### Dataset records ###

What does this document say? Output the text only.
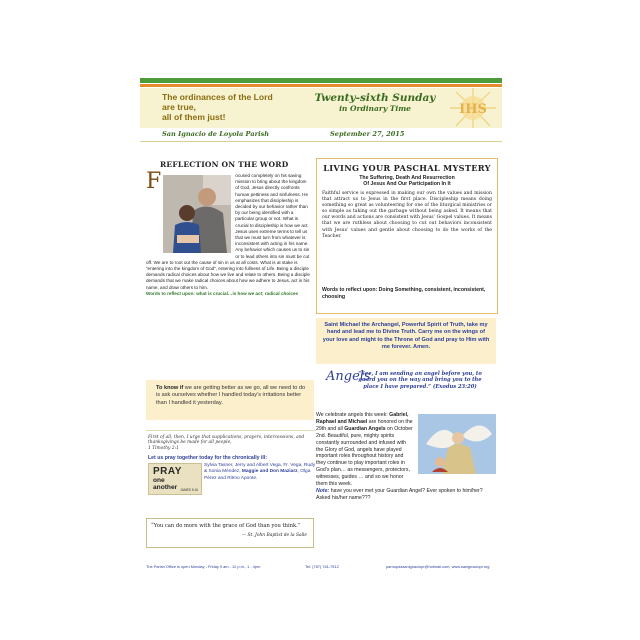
The ordinances of the Lord
are true,
all of them just!
Twenty-sixth Sunday
in Ordinary Time	IHS
San Ignacio de Loyola Parish	September 27, 2015
REFLECTION ON THE WORD
F	ocused completely on his saving mission to bring about the kingdom of God, Jesus directly confronts human pettiness and sinfulness. He emphasizes that discipleship is decided by our behavior rather than by our being identified with a particular group or not. What is crucial to discipleship is how we act. Jesus uses extreme terms to tell us that we must turn from whatever is inconsistent with acting in his name. Any behavior which causes us to sin or to lead others into sin must be cut off. We are to root out the cause of sin in us at all costs. What is at stake is “entering into the kingdom of God”, entering into fullness of Life. Being a disciple demands radical choices about how we live and relate to others. Being a disciple demands that we make radical choices about how we adhere to Jesus, act in his name, and draw others to him.
Words to reflect upon: what is crucial…is how we act; radical choices
To know if we are getting better as we go, all we need to do is ask ourselves whether I handled today’s irritations better than I handled it yesterday.
First of all, then, I urge that supplications, prayers, intercessions, and thanksgivings be made for all people,
1 Timothy 2:1
Let us pray together today for the chronically ill:
PRAY
one
another JAMES 5:16
Sylvia Tasner, Jerry and Albert Vega, Fr. Vega, Rudy & Sonia Méndez, Maggie and Don Maziarz, Olga Pérez and Ritmo Aponte.
“You can do more with the grace of God than you think.”
— St. John Baptist de la Salle
LIVING YOUR PASCHAL MYSTERY
The Suffering, Death And Resurrection
Of Jesus And Our Participation In It
Faithful service is expressed in making our own the values and mission that attract us to Jesus in the first place. Discipleship means doing something so great as volunteering for one of the liturgical ministries or so simple as taking out the garbage without being asked. It means that our words and actions are consistent with Jesus’ Gospel values. It means that we are ruthless about choosing to cut out behaviors inconsistent with Jesus’ values and gentle about choosing to do the works of the Teacher.
Words to reflect upon: Doing Something, consistent, inconsistent, choosing
Saint Michael the Archangel, Powerful Spirit of Truth, take my hand and lead me to Divine Truth. Carry me on the wings of your love and might to the Throne of God and pray to Him with me forever. Amen.
Angels
“See, I am sending an angel before you, to guard you on the way and bring you to the place I have prepared.” (Exodus 23:20)
We celebrate angels this week: Gabriel, Raphael and Michael are honored on the 29th and all Guardian Angels on October 2nd. Beautiful, pure, mighty spirits constantly surrounded and infused with the Glory of God, angels have played important roles throughout history and they continue to play important roles in God’s plan… as messengers, protectors, witnesses, guides … and so we honor them this week.
Note: have you ever met your Guardian Angel? Ever spoken to him/her? Asked his/her name???
The Parish Office is open Monday - Friday 9 am - 12 p.m., 1 - 4pm	Tel: (787) 761-7512	parroquiasanignaciopr@hotmail.com; www.sanignaciopr.org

###

Task to carry out → Pull out each line holding the string "choosing".

Final answer →
Faithful service is expressed in making our own the values and mission that attract us to Jesus in the first place. Discipleship means doing something so great as volunteering for one of the liturgical ministries or so simple as taking out the garbage without being asked. It means that our words and actions are consistent with Jesus’ Gospel values. It means that we are ruthless about choosing to cut out behaviors inconsistent with Jesus’ values and gentle about choosing to do the works of the Teacher.
Words to reflect upon: Doing Something, consistent, inconsistent, choosing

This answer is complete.